§ EXERCISE DIRECTIONS: Lines holding the string "融入祖国和人民的大我之中" are the ones to copy; find them all in the data.

§ INPUT FOR THIS TASK:
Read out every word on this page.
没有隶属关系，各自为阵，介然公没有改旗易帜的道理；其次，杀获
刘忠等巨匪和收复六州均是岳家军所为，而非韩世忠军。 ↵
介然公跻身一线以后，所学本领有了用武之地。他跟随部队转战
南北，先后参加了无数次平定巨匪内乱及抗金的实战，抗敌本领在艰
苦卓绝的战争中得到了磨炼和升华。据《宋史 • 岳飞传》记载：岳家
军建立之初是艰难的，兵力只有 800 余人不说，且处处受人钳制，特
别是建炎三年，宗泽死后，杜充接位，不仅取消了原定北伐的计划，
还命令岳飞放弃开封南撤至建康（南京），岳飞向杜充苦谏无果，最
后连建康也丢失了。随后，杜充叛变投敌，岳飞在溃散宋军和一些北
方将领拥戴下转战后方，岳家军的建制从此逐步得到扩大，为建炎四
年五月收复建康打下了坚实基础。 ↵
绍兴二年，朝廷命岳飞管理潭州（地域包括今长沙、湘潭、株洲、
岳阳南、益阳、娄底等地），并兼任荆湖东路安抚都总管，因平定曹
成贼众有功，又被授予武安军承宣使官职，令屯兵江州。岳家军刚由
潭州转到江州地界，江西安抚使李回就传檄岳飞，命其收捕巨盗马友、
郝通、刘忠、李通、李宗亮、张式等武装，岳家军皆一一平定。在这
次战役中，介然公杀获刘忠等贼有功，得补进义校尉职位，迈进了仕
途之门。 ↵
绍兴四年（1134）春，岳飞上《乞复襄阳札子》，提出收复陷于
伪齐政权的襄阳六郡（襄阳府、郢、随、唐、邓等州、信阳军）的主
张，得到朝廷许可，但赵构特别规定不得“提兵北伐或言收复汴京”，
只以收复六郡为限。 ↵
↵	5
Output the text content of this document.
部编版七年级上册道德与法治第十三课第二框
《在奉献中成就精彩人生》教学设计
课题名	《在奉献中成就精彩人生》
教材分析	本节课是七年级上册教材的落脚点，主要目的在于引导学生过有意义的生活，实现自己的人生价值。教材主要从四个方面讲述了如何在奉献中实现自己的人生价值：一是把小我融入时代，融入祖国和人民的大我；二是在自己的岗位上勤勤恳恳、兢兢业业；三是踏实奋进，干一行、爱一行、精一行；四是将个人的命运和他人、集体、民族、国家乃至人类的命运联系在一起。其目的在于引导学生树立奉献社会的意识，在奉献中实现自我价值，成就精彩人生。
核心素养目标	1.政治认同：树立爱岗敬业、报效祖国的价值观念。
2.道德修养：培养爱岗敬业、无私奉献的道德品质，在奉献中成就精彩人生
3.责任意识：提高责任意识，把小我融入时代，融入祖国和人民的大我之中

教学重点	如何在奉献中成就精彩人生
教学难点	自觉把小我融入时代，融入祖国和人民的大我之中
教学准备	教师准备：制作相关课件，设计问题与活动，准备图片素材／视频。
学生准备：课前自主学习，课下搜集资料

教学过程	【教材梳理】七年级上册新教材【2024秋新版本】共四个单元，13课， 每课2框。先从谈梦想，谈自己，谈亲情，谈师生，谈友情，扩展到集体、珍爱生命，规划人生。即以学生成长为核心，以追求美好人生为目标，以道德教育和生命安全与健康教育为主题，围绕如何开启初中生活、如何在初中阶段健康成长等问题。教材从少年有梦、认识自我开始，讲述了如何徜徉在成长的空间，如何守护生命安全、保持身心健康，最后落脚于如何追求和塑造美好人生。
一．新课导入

§ ANSWER TO THE TASK:
3.责任意识：提高责任意识，把小我融入时代，融入祖国和人民的大我之中
教学难点	自觉把小我融入时代，融入祖国和人民的大我之中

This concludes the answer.